__GIVEN PROBLEM__.
Show every line that has the string "home" in it.

** Start of INFORMATION GIVEN **

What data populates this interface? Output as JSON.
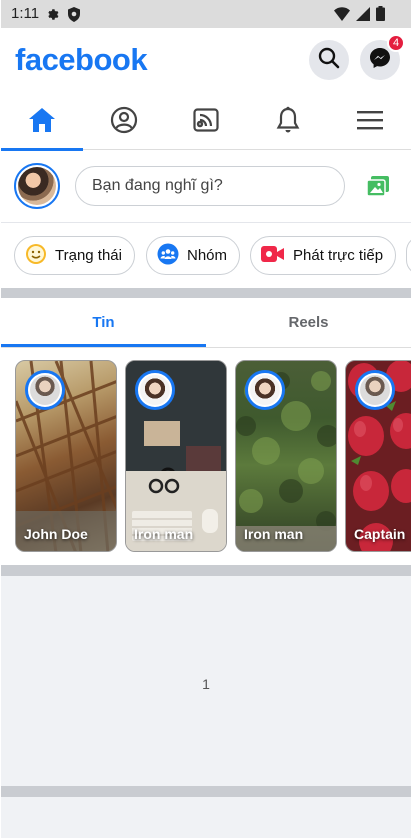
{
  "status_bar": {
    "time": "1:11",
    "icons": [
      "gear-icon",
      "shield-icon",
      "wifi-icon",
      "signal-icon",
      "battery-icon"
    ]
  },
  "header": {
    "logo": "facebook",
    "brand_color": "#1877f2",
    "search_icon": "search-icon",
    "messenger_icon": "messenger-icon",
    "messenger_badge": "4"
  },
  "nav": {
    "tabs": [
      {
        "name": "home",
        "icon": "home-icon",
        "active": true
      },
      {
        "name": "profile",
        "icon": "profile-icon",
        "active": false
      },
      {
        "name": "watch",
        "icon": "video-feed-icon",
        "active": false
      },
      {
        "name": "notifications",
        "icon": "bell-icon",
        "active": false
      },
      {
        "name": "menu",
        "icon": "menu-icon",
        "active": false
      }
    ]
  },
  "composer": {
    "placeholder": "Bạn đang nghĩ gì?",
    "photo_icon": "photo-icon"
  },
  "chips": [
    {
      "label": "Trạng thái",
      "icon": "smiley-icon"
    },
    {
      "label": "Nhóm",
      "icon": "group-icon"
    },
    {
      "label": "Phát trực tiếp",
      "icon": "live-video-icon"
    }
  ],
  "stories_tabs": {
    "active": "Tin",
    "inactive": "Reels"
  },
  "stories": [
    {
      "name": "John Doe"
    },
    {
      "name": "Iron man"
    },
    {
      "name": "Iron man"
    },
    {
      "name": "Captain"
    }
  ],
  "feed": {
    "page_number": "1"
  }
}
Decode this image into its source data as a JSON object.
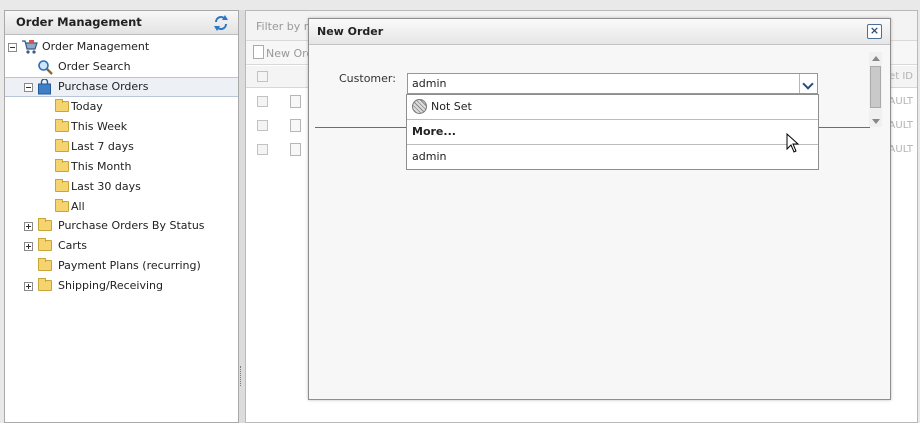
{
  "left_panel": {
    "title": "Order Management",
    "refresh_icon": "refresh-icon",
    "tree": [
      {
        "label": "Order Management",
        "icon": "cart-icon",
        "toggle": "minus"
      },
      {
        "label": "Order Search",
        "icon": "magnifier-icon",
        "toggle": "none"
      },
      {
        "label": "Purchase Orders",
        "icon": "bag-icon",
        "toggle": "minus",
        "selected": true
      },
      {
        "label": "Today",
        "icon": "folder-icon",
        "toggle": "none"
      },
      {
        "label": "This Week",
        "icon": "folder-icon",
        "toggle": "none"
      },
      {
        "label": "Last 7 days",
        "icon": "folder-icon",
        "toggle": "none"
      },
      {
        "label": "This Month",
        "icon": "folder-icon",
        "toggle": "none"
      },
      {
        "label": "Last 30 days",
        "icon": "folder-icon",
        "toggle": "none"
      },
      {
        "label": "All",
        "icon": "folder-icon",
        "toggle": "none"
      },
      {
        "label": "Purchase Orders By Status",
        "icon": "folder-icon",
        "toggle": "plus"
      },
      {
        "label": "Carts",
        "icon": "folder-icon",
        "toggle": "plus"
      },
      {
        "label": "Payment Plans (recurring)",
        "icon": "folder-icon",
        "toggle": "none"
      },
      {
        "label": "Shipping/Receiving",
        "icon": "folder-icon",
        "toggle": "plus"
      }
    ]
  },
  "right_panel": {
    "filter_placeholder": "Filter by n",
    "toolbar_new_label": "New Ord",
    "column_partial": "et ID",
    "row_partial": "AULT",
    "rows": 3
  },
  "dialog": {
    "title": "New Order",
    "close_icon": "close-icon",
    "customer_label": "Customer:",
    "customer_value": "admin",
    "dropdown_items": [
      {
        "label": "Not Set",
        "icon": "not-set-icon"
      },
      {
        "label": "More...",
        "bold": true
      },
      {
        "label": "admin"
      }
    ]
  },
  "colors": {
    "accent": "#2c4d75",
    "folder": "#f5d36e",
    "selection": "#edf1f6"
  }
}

** End of INFORMATION GIVEN **
** Start of INFORMATION GIVEN **

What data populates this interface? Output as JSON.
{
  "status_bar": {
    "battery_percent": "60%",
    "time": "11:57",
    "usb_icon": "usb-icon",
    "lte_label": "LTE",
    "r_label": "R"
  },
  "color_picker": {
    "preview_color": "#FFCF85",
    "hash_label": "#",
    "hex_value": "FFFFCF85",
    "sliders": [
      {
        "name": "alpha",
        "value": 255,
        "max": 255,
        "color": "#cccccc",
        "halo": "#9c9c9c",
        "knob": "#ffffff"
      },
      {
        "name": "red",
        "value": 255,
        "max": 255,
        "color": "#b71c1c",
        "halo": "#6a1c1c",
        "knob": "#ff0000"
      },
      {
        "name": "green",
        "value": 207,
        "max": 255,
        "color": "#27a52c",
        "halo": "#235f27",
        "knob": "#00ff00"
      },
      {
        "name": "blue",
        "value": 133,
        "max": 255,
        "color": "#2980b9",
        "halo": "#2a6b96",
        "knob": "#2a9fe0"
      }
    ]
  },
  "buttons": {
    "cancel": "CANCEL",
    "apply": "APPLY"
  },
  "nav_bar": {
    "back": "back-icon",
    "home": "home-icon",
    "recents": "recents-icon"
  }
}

** End of INFORMATION GIVEN **
** Start of INFORMATION GIVEN **

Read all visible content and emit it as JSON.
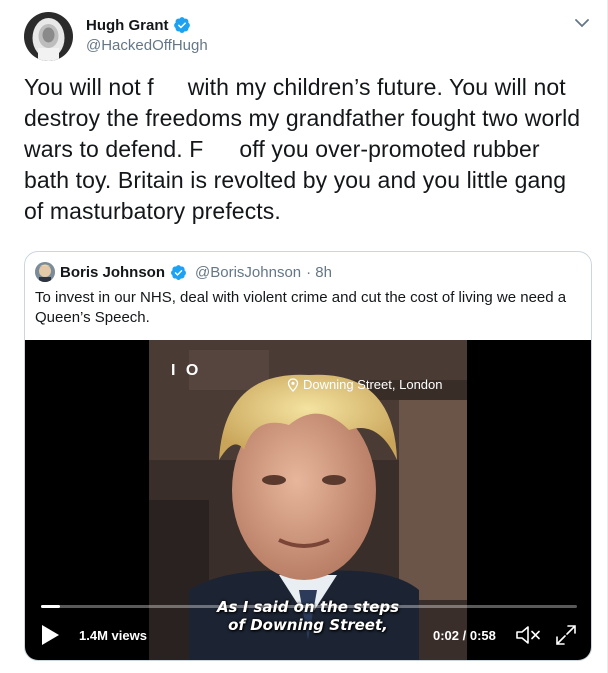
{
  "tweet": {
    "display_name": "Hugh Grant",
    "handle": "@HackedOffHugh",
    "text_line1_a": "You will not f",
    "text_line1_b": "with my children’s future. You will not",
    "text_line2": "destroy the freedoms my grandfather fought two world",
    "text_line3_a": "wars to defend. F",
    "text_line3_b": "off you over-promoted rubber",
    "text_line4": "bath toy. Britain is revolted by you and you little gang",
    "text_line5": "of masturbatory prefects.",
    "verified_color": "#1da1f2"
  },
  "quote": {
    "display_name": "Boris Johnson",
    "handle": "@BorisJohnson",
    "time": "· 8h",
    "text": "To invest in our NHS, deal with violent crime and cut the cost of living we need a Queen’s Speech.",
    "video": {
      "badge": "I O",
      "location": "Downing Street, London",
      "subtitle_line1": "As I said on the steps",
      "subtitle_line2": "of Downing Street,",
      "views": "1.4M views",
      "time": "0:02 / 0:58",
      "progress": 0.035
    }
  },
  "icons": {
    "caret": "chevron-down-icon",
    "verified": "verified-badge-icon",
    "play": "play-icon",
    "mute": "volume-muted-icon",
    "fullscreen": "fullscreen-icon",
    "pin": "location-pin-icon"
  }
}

** End of INFORMATION GIVEN **

__SOLUTION BELOW__.
        "name": "home",
        "icon": "home-icon",
    "home": "home-icon",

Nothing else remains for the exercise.